PROBLEM: Copy the records below word for word, starting at the line that has "code-token: (id, &status, <box>257" and stopping after the line that has "filetype-icon <box>1170 554 1180 565</box>".

Rows from a dataset
+ + + + + + +

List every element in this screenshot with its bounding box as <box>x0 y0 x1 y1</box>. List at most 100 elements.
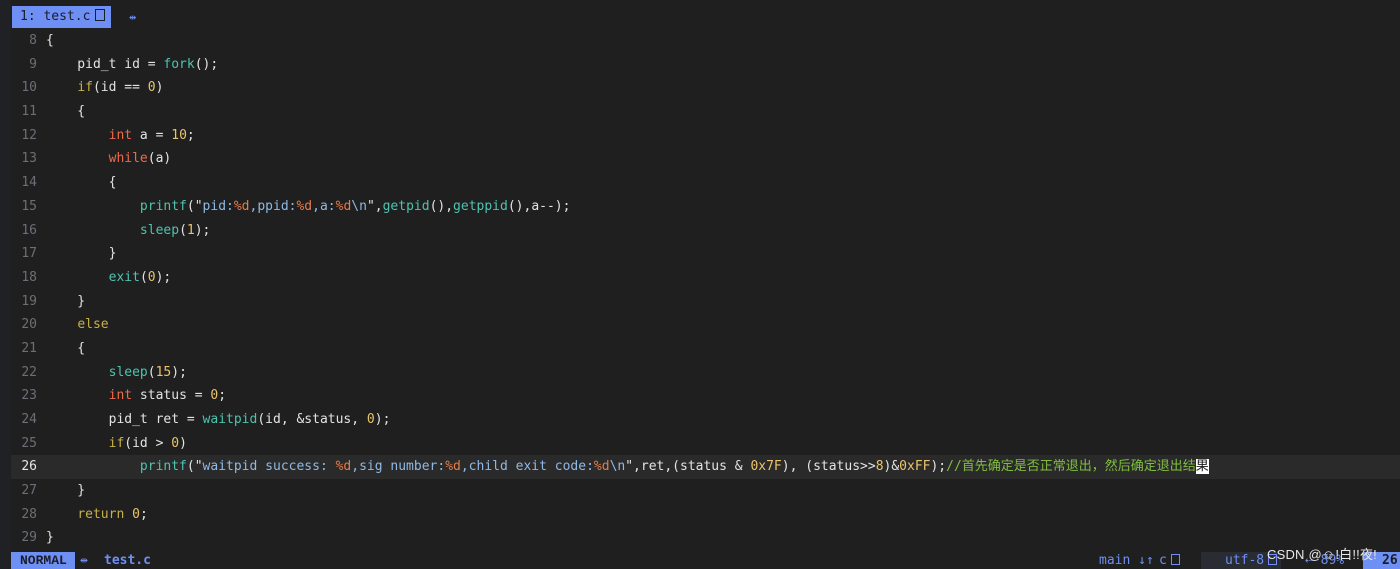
code-token: (id, &status, <box>257 412 367 427</box>
code-token: getppid <box>453 198 508 214</box>
code-token: 0 <box>171 435 180 451</box>
status-filename: test.c <box>104 553 151 568</box>
code-token: ); <box>155 269 172 285</box>
filetype-icon <box>1170 554 1180 565</box>
code-line[interactable]: 24 pid_t ret = waitpid(id, &status, 0); <box>11 408 1400 432</box>
code-token: int <box>108 127 133 143</box>
code-token: 0 <box>366 412 375 427</box>
code-line[interactable]: 21 { <box>11 337 1400 361</box>
code-token: if <box>77 80 93 96</box>
code-token: ,a: <box>312 198 336 214</box>
code-token: ", <box>366 198 383 214</box>
code-line[interactable]: 26 printf("waitpid success: %d,sig numbe… <box>11 455 1400 480</box>
code-token: 8 <box>875 459 884 475</box>
code-line[interactable]: 23 int status = 0; <box>11 384 1400 408</box>
code-token: a = <box>132 127 172 143</box>
code-token: ( <box>179 222 187 238</box>
line-number: 20 <box>21 317 37 333</box>
code-token: ; <box>139 506 148 522</box>
code-line[interactable]: 16 sleep(1); <box>11 219 1400 243</box>
code-line[interactable]: 12 int a = 10; <box>11 124 1400 148</box>
code-token: (" <box>186 459 203 475</box>
code-token: printf <box>139 198 187 214</box>
code-token: waitpid <box>202 412 258 427</box>
code-area[interactable]: 8{9 pid_t id = fork(); 10 if(id == 0) 11 {… <box>11 29 1400 550</box>
code-token: { <box>46 104 86 120</box>
code-line[interactable]: 10 if(id == 0) <box>11 76 1400 100</box>
code-line[interactable]: 14 { <box>11 171 1400 195</box>
code-token: (),a--); <box>507 198 571 214</box>
code-line[interactable]: 11 { <box>11 100 1400 124</box>
code-token: %d <box>335 198 352 214</box>
code-token: 0 <box>147 269 156 285</box>
code-token: (), <box>429 198 454 214</box>
line-number: 11 <box>21 104 37 120</box>
code-token: (id == <box>92 80 148 96</box>
code-token: ,child exit code: <box>460 459 594 475</box>
code-token: ; <box>218 388 227 404</box>
code-token: { <box>46 33 54 48</box>
tab-line: 1: test.c ⇹ <box>11 0 1400 32</box>
code-line[interactable]: 28 return 0; <box>11 503 1400 527</box>
code-line[interactable]: 8{ <box>11 29 1400 53</box>
code-line[interactable]: 25 if(id > 0) <box>11 432 1400 456</box>
line-number: 27 <box>21 483 37 499</box>
code-token: %d <box>445 459 461 475</box>
tab-label: 1: test.c <box>20 9 91 24</box>
line-number: 12 <box>21 127 37 143</box>
line-number: 25 <box>21 435 37 451</box>
line-number: 26 <box>21 459 37 475</box>
code-token: else <box>77 317 109 333</box>
line-number: 17 <box>21 246 37 262</box>
code-line[interactable]: 19 } <box>11 290 1400 314</box>
code-line[interactable]: 9 pid_t id = fork(); <box>11 53 1400 77</box>
line-number: 10 <box>21 80 37 96</box>
code-token: ",ret,(status & <box>625 459 751 475</box>
code-token: { <box>46 340 86 356</box>
code-token: (a) <box>147 151 172 167</box>
code-token: %d <box>296 198 313 214</box>
line-number: 15 <box>21 198 37 214</box>
code-token: 15 <box>155 364 172 380</box>
code-token: while <box>108 151 148 167</box>
branch-icon: ↓↑ <box>1138 553 1154 568</box>
line-number: 13 <box>21 151 37 167</box>
code-token: 1 <box>186 222 195 238</box>
code-line[interactable]: 20 else <box>11 313 1400 337</box>
code-token: ); <box>194 222 211 238</box>
code-token: \n <box>609 459 626 475</box>
code-token: } <box>46 530 54 546</box>
code-token: return <box>77 506 125 522</box>
code-line[interactable]: 29} <box>11 526 1400 550</box>
tab-close-icon[interactable]: ⇹ <box>129 6 136 28</box>
code-line[interactable]: 22 sleep(15); <box>11 361 1400 385</box>
line-number: 29 <box>21 530 37 546</box>
code-token: pid_t id = <box>46 56 164 72</box>
code-token: //首先确定是否正常退出，然后确定退出结 <box>946 459 1196 475</box>
mode-indicator: NORMAL <box>11 552 75 569</box>
code-token: 0 <box>132 506 140 522</box>
code-token: status = <box>132 388 211 404</box>
code-line[interactable]: 17 } <box>11 242 1400 266</box>
code-token: ) <box>155 80 164 96</box>
code-token: 0x7F <box>750 459 782 475</box>
code-line[interactable]: 27 } <box>11 479 1400 503</box>
code-token: ,ppid: <box>249 198 297 214</box>
code-line[interactable]: 15 printf("pid:%d,ppid:%d,a:%d\n",getpid… <box>11 195 1400 219</box>
code-token: ); <box>930 459 947 475</box>
code-line[interactable]: 13 while(a) <box>11 147 1400 171</box>
code-token: fork <box>163 56 195 72</box>
code-token: } <box>46 293 86 309</box>
git-branch: main ↓↑ <box>1099 552 1154 569</box>
code-token: { <box>46 175 117 191</box>
code-line[interactable]: 18 exit(0); <box>11 266 1400 290</box>
code-token: ; <box>186 127 195 143</box>
tab-test-c[interactable]: 1: test.c <box>12 6 112 28</box>
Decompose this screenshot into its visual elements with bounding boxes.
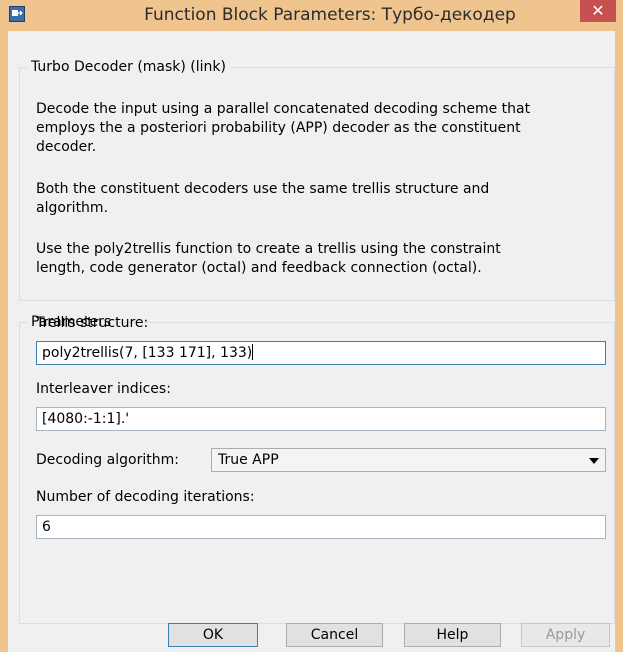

+ + + + + + +

RESPONSE TO THE TASK:
code-token: (id, &status, <box>257 412 367 427</box>
code-token: getppid <box>453 198 508 214</box>
code-token: 0 <box>171 435 180 451</box>
status-filename: test.c <box>104 553 151 568</box>
code-token: ); <box>155 269 172 285</box>
filetype-icon <box>1170 554 1180 565</box>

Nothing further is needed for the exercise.